Dataset entries:
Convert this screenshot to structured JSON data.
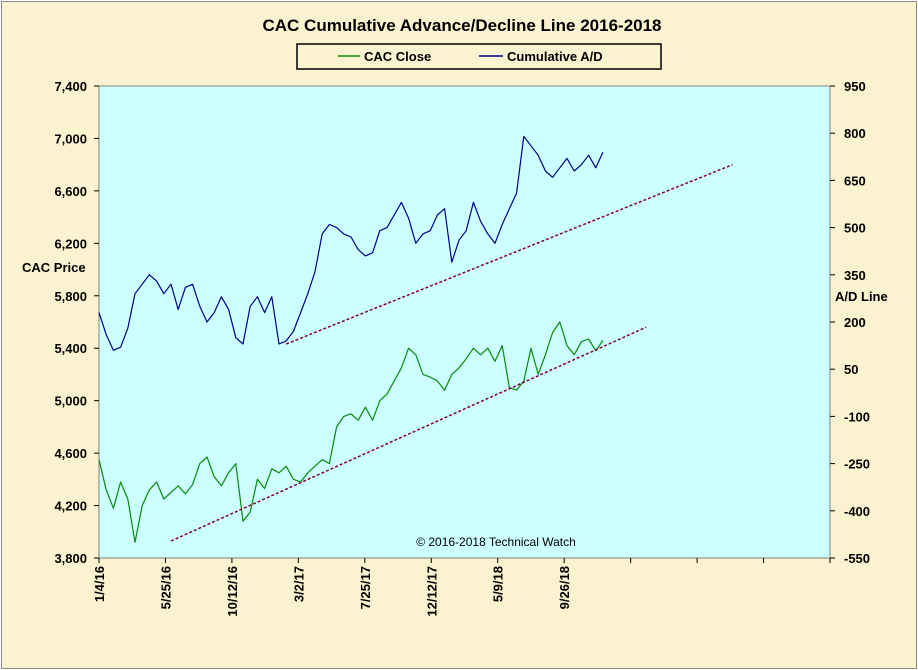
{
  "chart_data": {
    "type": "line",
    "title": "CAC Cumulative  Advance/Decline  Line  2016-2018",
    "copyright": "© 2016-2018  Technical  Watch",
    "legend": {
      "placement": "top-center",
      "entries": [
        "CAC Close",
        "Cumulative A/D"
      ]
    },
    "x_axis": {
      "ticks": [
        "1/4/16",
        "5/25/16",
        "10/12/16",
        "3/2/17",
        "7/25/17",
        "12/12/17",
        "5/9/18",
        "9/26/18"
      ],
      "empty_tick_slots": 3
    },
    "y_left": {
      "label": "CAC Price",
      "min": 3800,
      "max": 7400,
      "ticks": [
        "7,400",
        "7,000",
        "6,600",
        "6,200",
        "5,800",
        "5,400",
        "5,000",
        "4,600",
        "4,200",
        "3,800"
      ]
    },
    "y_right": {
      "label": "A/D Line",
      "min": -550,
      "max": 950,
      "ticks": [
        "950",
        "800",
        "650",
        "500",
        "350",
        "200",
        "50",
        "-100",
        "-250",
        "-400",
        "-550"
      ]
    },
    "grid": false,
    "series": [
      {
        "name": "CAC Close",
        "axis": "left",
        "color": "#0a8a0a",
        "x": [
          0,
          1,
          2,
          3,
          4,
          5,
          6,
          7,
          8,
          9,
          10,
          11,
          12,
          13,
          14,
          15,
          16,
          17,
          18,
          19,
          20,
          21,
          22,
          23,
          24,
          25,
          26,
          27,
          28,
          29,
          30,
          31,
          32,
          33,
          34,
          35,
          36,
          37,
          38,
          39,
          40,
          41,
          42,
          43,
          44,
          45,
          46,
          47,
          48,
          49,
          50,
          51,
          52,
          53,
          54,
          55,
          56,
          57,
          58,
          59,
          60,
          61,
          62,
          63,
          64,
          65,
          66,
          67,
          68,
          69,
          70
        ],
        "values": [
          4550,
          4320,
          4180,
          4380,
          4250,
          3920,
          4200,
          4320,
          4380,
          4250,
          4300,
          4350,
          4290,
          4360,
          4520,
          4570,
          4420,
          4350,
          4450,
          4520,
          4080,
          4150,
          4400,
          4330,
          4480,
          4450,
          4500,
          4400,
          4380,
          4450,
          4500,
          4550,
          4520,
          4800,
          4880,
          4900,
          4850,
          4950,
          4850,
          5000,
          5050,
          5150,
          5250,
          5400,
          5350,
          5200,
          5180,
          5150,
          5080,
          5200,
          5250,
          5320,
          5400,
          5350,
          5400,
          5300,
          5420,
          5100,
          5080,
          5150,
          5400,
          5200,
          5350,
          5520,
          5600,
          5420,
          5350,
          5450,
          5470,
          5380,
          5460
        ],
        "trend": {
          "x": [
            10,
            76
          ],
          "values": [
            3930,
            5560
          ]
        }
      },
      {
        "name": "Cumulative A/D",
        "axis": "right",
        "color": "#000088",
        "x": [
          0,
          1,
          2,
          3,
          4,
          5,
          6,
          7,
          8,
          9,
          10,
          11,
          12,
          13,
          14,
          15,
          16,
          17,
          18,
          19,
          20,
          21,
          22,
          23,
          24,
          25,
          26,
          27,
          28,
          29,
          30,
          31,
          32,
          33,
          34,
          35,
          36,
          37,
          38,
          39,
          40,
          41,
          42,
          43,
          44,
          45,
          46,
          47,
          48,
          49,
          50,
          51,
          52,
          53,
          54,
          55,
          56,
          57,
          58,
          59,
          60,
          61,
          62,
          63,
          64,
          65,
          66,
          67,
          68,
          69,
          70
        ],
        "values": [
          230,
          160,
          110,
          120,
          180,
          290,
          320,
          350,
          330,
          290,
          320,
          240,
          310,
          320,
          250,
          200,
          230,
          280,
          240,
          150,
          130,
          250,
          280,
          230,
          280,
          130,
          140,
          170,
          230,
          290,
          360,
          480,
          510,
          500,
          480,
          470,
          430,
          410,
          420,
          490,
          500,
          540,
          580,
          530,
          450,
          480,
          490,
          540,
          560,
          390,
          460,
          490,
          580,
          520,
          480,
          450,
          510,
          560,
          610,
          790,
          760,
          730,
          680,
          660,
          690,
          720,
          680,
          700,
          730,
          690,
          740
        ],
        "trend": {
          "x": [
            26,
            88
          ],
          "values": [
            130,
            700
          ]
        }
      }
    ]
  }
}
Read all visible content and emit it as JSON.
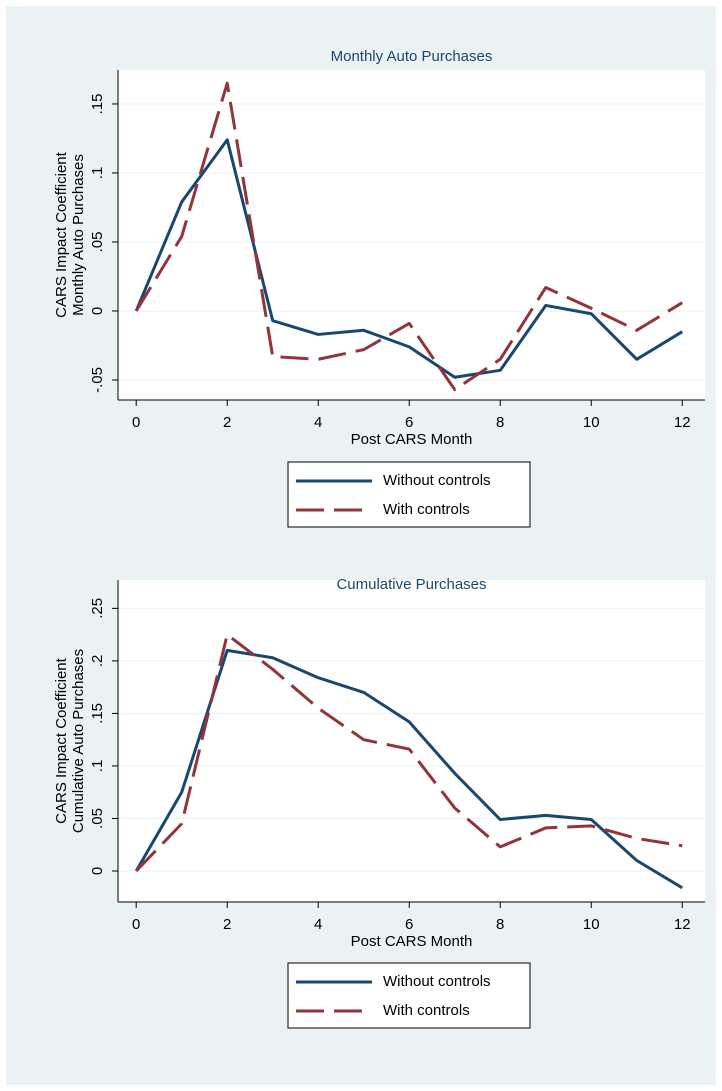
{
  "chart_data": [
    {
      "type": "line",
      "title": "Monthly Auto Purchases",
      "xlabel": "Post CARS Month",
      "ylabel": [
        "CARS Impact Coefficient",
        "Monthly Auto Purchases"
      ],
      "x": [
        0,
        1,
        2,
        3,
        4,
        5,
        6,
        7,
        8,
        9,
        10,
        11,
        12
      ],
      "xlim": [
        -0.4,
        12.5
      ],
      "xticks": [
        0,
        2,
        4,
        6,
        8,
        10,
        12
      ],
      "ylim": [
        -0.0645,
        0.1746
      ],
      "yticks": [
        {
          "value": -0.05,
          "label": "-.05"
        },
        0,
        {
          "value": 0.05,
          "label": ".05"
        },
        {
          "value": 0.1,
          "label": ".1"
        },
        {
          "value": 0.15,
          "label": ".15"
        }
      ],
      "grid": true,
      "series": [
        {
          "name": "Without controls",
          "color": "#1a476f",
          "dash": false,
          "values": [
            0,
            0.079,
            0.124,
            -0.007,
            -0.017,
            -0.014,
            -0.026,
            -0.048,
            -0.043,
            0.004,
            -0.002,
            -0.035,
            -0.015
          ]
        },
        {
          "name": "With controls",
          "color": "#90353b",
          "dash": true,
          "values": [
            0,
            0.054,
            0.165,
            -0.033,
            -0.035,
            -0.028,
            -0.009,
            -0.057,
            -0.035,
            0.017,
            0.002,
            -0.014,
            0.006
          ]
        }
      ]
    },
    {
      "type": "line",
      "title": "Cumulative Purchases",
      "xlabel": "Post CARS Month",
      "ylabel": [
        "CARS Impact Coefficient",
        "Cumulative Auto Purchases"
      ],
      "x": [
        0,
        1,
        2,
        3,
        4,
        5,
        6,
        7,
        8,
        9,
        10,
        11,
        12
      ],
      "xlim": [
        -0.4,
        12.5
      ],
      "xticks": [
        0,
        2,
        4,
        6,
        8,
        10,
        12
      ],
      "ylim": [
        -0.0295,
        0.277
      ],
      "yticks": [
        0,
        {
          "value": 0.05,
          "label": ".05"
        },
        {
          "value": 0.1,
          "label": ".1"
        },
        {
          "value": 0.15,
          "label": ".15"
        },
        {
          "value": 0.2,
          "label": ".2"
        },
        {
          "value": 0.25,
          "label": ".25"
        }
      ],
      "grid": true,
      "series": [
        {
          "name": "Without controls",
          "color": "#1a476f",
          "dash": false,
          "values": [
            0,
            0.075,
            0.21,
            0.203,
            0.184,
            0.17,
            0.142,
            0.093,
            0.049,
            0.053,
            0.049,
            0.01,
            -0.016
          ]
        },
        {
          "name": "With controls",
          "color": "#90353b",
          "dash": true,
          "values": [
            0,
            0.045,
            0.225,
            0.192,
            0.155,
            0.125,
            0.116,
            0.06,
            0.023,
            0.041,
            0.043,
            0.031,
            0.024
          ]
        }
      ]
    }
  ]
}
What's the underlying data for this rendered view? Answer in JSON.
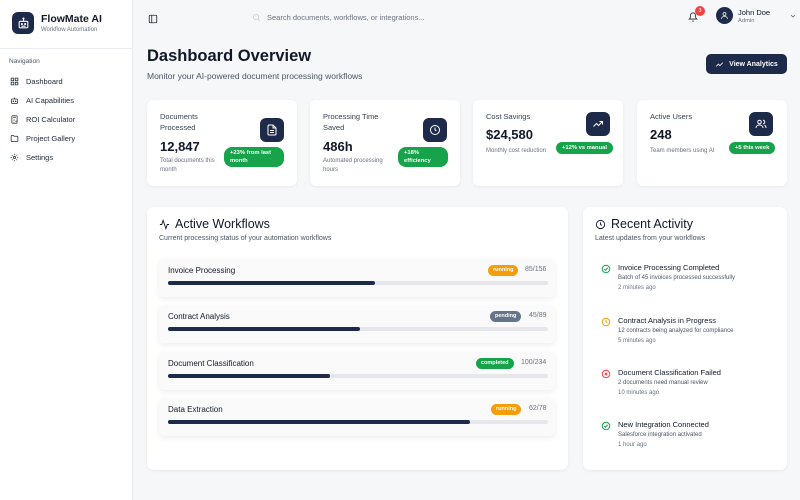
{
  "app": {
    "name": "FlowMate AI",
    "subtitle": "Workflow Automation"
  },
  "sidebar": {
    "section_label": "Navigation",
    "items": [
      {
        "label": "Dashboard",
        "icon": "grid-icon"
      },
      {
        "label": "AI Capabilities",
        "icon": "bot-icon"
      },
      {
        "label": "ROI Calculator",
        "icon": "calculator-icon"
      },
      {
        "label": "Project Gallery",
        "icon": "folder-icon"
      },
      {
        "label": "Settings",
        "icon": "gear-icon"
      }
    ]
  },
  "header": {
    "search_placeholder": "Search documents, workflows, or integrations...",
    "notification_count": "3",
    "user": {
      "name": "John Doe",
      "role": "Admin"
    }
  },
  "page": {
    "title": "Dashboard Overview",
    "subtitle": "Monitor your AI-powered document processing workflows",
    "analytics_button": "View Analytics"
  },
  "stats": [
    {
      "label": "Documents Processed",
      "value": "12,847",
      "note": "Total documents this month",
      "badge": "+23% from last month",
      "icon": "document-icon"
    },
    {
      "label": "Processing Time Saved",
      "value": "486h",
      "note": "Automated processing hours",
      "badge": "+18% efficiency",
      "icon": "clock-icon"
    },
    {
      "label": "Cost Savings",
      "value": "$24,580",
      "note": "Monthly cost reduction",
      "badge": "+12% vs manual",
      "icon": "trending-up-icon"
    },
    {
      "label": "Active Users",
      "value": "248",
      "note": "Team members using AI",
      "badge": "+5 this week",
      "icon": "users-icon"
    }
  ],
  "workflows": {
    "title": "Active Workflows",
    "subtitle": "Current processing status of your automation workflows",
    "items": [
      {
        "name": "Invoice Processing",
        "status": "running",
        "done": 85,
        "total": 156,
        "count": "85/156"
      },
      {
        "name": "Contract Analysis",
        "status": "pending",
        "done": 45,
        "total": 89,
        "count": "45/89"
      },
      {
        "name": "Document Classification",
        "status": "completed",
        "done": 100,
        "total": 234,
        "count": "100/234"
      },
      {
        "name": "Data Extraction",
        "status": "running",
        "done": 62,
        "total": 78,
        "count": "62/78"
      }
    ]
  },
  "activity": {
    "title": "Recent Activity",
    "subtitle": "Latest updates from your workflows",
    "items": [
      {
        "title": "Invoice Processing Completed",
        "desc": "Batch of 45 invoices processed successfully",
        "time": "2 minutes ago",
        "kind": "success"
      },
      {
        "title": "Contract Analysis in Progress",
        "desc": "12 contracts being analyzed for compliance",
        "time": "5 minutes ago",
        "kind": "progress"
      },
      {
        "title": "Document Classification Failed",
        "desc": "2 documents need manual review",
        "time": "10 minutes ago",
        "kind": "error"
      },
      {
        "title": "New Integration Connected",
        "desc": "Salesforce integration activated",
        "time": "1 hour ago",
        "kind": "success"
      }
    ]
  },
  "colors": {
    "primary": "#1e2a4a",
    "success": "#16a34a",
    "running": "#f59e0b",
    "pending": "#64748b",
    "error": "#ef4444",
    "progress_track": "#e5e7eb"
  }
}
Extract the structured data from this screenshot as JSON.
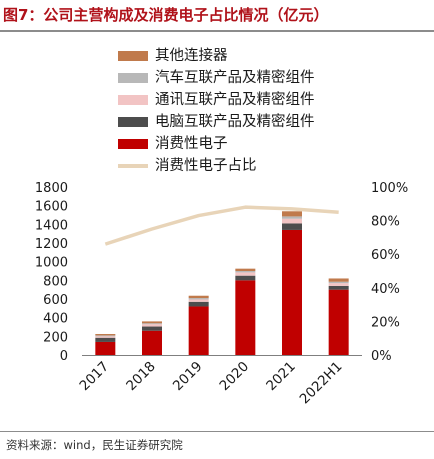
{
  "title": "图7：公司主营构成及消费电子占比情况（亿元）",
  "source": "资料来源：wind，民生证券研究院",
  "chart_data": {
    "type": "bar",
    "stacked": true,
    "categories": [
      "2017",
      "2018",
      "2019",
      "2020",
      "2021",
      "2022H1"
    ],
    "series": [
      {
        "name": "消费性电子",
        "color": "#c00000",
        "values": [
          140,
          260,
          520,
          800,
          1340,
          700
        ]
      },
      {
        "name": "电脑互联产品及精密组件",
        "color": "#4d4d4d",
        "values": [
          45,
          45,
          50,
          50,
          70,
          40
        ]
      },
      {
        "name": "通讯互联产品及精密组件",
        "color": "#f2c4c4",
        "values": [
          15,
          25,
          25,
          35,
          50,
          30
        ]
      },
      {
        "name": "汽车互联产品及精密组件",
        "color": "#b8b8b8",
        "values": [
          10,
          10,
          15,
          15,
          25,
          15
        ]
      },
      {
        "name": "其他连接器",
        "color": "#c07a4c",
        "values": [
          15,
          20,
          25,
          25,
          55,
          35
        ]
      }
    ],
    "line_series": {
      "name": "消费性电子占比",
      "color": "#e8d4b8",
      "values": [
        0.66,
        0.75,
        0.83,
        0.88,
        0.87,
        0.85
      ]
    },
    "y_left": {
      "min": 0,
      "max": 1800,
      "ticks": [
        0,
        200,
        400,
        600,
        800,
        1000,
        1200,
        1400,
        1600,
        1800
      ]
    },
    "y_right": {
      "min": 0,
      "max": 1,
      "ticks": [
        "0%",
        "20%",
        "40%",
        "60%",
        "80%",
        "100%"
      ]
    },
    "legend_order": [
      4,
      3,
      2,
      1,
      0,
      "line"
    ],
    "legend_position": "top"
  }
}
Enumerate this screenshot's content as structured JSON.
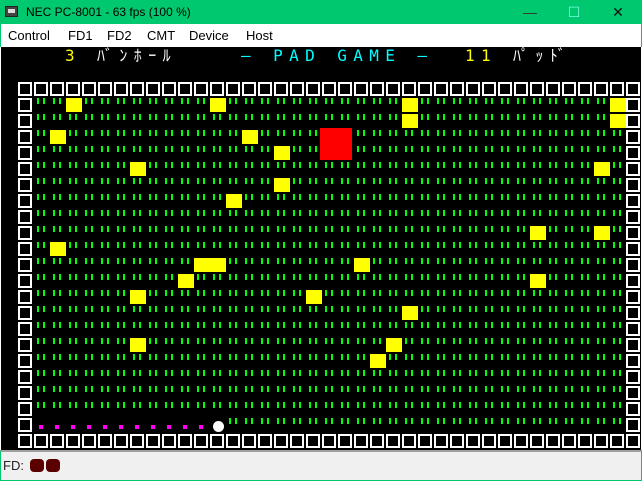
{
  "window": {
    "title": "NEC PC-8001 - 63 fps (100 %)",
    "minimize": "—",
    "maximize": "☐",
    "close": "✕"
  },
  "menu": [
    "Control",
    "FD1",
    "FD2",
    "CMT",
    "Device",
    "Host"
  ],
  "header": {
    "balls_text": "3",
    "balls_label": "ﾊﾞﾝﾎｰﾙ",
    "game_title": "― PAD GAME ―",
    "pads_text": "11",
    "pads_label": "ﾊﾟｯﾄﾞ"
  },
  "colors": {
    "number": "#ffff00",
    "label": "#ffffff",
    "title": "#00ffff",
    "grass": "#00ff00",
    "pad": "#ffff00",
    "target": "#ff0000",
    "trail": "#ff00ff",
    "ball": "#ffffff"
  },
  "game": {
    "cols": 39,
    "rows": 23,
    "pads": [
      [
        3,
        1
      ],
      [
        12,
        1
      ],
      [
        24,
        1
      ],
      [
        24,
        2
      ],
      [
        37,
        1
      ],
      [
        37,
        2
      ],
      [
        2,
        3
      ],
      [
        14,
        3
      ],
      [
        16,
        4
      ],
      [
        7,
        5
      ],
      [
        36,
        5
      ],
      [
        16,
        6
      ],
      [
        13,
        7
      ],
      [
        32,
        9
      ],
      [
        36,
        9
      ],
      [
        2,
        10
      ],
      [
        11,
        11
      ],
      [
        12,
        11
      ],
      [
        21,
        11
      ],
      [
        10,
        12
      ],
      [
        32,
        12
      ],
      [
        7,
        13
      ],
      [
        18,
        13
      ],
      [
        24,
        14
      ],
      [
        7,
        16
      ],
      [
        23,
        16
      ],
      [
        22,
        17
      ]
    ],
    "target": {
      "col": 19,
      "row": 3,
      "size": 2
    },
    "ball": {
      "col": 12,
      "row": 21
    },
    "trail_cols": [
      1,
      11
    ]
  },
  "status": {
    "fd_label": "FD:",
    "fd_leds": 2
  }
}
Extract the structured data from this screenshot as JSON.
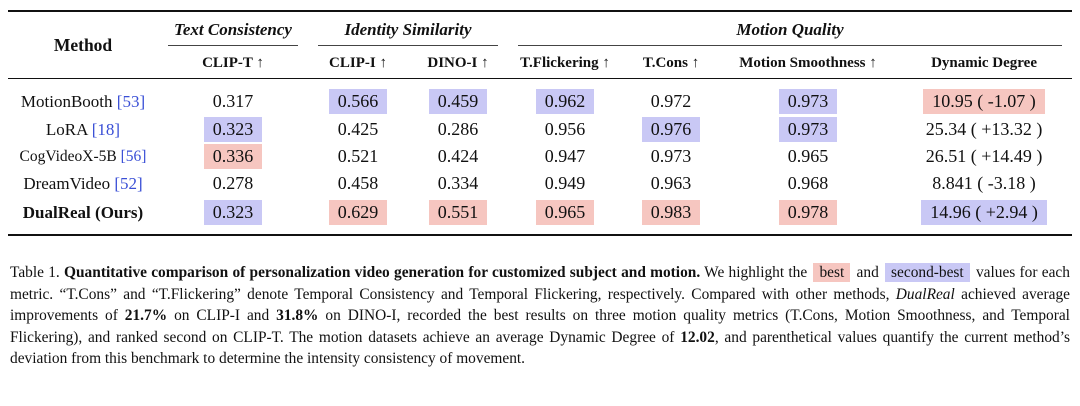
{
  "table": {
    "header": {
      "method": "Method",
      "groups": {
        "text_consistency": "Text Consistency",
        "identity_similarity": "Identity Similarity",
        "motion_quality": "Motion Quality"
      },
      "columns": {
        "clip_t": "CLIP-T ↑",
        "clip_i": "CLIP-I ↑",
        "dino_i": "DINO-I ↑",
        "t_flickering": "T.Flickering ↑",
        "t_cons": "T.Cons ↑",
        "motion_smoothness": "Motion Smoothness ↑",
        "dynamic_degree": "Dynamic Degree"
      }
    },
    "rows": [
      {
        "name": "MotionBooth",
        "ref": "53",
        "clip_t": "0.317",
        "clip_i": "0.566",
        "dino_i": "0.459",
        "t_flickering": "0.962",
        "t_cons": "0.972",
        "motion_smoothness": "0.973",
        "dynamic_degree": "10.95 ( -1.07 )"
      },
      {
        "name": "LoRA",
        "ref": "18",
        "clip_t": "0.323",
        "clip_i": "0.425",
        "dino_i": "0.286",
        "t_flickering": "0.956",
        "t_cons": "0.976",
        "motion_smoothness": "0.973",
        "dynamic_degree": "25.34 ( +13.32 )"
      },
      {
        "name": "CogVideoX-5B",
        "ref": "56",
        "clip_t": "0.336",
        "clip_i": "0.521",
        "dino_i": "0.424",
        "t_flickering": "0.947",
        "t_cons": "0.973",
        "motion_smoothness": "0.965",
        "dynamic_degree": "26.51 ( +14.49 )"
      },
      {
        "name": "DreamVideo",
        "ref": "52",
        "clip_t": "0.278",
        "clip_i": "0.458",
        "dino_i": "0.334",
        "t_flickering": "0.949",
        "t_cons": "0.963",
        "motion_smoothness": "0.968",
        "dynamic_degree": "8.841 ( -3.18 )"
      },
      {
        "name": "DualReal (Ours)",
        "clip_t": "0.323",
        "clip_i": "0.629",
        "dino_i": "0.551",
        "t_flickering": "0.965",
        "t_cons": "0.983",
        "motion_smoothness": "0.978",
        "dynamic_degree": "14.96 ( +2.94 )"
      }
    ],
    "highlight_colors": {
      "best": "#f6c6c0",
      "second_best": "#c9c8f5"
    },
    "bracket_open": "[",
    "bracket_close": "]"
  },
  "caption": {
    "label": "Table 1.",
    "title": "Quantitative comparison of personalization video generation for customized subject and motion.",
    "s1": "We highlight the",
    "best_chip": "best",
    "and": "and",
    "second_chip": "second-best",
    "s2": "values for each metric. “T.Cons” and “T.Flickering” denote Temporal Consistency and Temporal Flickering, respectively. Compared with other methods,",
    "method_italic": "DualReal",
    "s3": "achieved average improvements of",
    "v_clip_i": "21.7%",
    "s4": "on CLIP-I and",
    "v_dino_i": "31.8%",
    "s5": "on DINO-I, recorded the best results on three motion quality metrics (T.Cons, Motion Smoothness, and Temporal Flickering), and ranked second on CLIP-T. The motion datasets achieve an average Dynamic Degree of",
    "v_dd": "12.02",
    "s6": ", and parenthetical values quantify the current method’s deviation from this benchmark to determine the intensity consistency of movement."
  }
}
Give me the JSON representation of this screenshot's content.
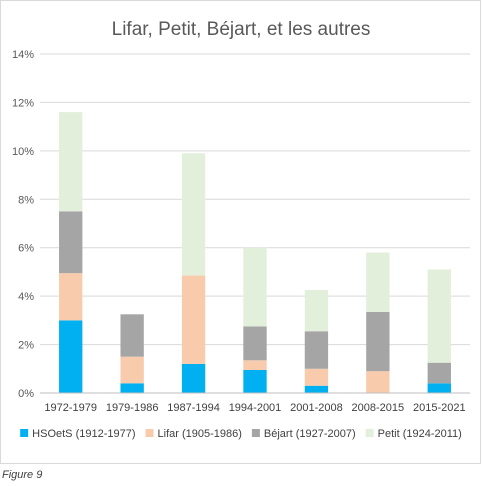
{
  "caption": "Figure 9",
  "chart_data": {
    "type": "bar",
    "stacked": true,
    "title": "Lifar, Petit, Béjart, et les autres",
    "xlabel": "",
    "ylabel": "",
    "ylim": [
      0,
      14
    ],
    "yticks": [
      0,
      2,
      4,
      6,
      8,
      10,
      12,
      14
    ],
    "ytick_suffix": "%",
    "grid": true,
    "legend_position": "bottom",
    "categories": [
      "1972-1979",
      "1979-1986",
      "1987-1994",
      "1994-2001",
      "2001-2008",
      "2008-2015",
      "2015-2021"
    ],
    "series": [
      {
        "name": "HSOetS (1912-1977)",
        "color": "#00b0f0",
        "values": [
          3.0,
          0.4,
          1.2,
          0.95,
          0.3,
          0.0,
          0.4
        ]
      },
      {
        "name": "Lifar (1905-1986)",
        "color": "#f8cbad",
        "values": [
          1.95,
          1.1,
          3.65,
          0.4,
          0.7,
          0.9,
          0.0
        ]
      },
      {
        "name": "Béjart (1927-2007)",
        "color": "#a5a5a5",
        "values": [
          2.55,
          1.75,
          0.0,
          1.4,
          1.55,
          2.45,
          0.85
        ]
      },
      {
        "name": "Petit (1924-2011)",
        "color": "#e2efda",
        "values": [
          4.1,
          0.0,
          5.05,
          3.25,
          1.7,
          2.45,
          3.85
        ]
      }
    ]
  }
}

What to work on =>
Which lines above contain "content"? Show each of them.

The answer =>
Read all visible content and emit it as JSON.
Enumerate this screenshot's content as structured JSON.
Give me the JSON representation of this screenshot's content.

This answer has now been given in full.